------ STORED ROWS

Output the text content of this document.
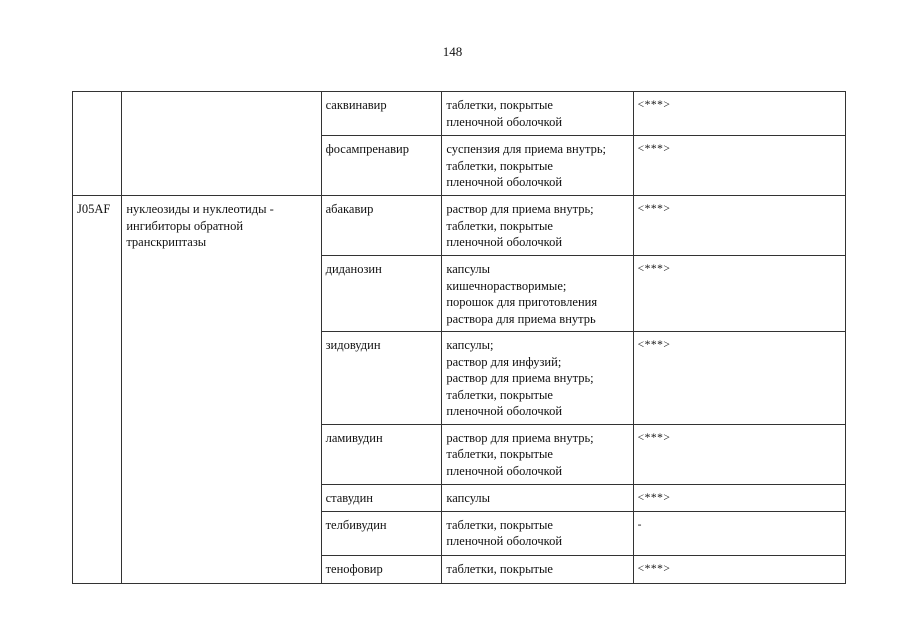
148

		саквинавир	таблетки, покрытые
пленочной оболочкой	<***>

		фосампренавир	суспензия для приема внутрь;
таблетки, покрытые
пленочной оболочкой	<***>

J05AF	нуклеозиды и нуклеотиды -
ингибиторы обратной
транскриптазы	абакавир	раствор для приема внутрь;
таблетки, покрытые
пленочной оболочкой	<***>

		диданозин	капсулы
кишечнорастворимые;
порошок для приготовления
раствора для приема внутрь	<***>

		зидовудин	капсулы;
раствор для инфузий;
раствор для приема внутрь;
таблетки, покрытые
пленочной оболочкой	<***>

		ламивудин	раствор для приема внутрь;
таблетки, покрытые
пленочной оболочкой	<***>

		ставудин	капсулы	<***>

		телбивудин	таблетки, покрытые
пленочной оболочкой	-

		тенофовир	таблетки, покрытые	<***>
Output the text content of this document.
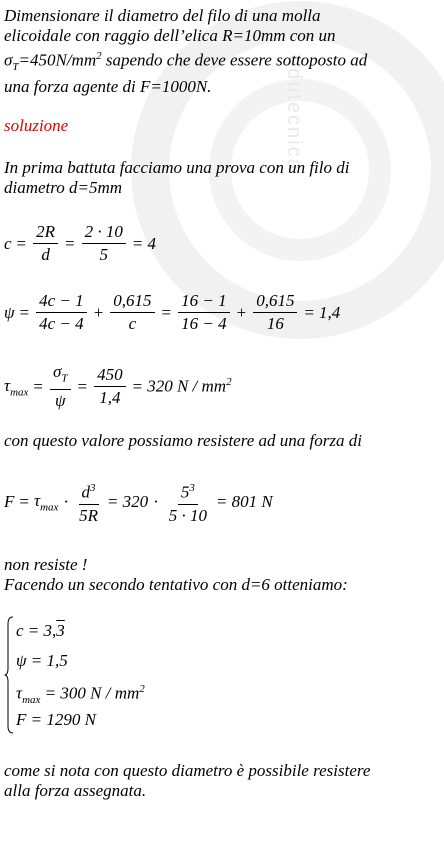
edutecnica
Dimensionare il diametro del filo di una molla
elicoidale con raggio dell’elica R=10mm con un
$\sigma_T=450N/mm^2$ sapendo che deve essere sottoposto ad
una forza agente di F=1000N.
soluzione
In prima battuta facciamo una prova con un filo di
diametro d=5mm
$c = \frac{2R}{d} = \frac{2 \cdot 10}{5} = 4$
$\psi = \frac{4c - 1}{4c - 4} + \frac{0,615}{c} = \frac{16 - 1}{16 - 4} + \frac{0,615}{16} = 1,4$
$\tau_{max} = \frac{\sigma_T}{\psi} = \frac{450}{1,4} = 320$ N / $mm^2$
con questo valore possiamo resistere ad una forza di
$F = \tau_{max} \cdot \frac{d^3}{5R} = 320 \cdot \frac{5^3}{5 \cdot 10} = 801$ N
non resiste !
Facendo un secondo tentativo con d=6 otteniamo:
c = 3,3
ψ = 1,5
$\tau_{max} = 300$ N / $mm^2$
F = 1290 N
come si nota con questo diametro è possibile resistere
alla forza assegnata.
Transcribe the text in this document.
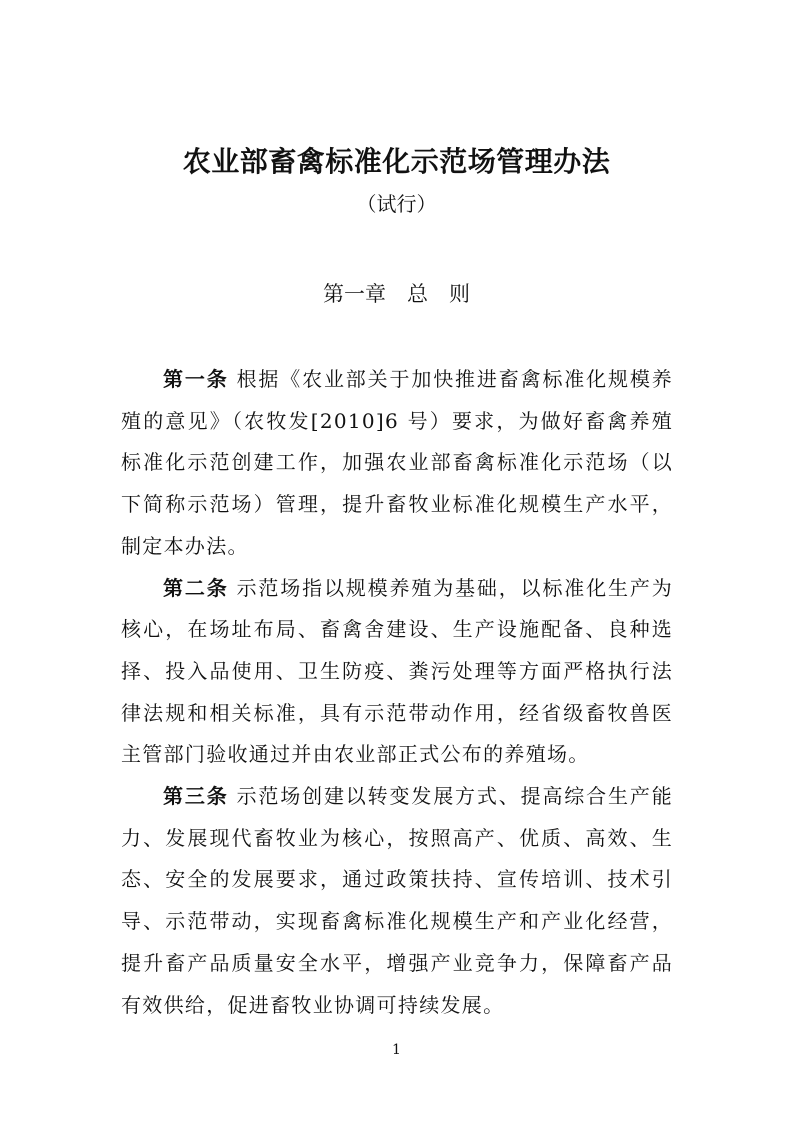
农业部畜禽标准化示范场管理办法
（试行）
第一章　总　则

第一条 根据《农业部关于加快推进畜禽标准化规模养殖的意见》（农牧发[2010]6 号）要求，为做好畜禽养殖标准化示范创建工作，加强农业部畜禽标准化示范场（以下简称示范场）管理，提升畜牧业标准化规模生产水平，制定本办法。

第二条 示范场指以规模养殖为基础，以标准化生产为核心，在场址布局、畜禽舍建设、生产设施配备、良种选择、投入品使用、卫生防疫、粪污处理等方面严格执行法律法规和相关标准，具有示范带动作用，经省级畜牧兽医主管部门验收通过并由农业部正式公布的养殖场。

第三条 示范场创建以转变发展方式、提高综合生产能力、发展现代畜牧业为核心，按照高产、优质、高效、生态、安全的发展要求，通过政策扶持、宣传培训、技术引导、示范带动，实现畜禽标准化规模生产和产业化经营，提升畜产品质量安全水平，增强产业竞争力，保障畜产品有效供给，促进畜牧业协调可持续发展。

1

------------

(EXERCISE TASK) Only the number is wanted: how many lines in the preceding entries hold the string "капсулы"?

(RESPONSE) 3